• EXCERPTED TEXT:
- - - -

L: Well, there seems to be a pattern, isn’t there?
C: The pattern is creating. Just making. Like the life preservers and America. I did a lot of research on the constitution. I did a lot of research on the Charter of Rights and Freedoms in Canada, I did a lot of research on flag etiquette. Are you allowed to fuck up flags?
L: Are you?
C: Yes.
L: You are?
C: It’s etiquette, not a law. But then I’ve been messing with currency, and yeah, it is illegal to fuck with currency, but I’m doing it in a way that is for a specific reason, and it’s like the political cartoonists. Or late night television. They got the top ten reasons why Bush is an idiot. There are certain subjects and areas that are tough, and I think it’s good to research them, so you’re not an asshole or an idiot, but I still think it’s fair to have your opinion. And you’ll have a more informed opinion if you research that stuff as much as you can. But in order to research something, it’s almost like being spontaneous and getting the idea on a whim: “Oh, yeah that’s fucking crazy!!”, “What does that really mean?” “What do other people think about that stuff?” and then you start going down the rabbit hole.
L: Some people would say things like “It’s disrespectful to do that to currency” or “Fuck the artists for thinking they can do anything and get away with it.” What do you think about responses like that?

- - - -

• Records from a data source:
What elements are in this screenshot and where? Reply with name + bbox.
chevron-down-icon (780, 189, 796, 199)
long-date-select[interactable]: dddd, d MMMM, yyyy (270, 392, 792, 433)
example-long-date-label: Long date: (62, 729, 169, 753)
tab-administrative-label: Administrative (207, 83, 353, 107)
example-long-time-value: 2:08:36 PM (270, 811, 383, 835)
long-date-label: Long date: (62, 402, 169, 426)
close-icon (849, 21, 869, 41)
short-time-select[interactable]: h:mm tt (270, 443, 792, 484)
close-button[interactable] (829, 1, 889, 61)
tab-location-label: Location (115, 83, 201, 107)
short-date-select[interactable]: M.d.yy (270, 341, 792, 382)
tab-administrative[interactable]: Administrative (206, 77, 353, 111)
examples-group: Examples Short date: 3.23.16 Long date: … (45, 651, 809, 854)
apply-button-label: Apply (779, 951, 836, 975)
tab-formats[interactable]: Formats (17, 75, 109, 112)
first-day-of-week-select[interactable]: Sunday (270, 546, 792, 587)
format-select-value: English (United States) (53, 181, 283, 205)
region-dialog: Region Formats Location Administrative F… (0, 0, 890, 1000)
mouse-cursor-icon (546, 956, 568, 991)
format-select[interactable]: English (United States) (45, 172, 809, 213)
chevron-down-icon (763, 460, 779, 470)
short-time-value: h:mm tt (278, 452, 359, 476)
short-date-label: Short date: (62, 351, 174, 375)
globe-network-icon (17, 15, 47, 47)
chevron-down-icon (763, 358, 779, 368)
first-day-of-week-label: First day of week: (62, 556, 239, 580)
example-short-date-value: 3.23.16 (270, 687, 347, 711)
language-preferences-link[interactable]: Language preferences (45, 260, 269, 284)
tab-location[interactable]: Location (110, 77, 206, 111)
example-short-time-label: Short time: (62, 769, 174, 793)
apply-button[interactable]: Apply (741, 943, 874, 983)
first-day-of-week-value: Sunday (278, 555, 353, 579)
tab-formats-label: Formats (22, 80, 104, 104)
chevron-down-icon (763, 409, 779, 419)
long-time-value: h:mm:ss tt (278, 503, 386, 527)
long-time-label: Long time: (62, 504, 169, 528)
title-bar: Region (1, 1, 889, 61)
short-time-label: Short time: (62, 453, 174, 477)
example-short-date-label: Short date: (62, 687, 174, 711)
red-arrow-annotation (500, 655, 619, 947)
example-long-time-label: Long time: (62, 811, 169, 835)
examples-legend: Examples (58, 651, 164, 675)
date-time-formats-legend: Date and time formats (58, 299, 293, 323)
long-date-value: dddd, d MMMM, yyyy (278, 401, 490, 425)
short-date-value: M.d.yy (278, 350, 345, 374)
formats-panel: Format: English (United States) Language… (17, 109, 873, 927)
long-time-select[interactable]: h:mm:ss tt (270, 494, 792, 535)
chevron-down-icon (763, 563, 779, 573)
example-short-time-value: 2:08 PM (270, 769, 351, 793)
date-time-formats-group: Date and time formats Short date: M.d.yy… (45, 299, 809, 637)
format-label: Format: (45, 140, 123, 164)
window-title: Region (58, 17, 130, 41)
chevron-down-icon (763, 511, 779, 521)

- - - -

• REQUESTS:
1 – Could you quote the interview excerpt word for word, starting with "L: Well, there" and going on through "L: Are you?"?
2 – Can you convert the listing into a Markdown table with the columns Row and Line, starting with its first line and going on through the line with "examples-group: Examples Short", and leave out any blank lines?

• THE RESPONSES:
1 –
L: Well, there seems to be a pattern, isn’t there?
C: The pattern is creating. Just making. Like the life preservers and America. I did a lot of research on the constitution. I did a lot of research on the Charter of Rights and Freedoms in Canada, I did a lot of research on flag etiquette. Are you allowed to fuck up flags?
L: Are you?

2 –
| Row | Line |
|---|---|
| 1 | What elements are in this screenshot and where? Reply with name + bbox. |
| 2 | chevron-down-icon (780, 189, 796, 199) |
| 3 | long-date-select[interactable]: dddd, d MMMM, yyyy (270, 392, 792, 433) |
| 4 | example-long-date-label: Long date: (62, 729, 169, 753) |
| 5 | tab-administrative-label: Administrative (207, 83, 353, 107) |
| 6 | example-long-time-value: 2:08:36 PM (270, 811, 383, 835) |
| 7 | long-date-label: Long date: (62, 402, 169, 426) |
| 8 | close-icon (849, 21, 869, 41) |
| 9 | short-time-select[interactable]: h:mm tt (270, 443, 792, 484) |
| 10 | close-button[interactable] (829, 1, 889, 61) |
| 11 | tab-location-label: Location (115, 83, 201, 107) |
| 12 | short-date-select[interactable]: M.d.yy (270, 341, 792, 382) |
| 13 | tab-administrative[interactable]: Administrative (206, 77, 353, 111) |
| 14 | examples-group: Examples Short date: 3.23.16 Long date: … (45, 651, 809, 854) |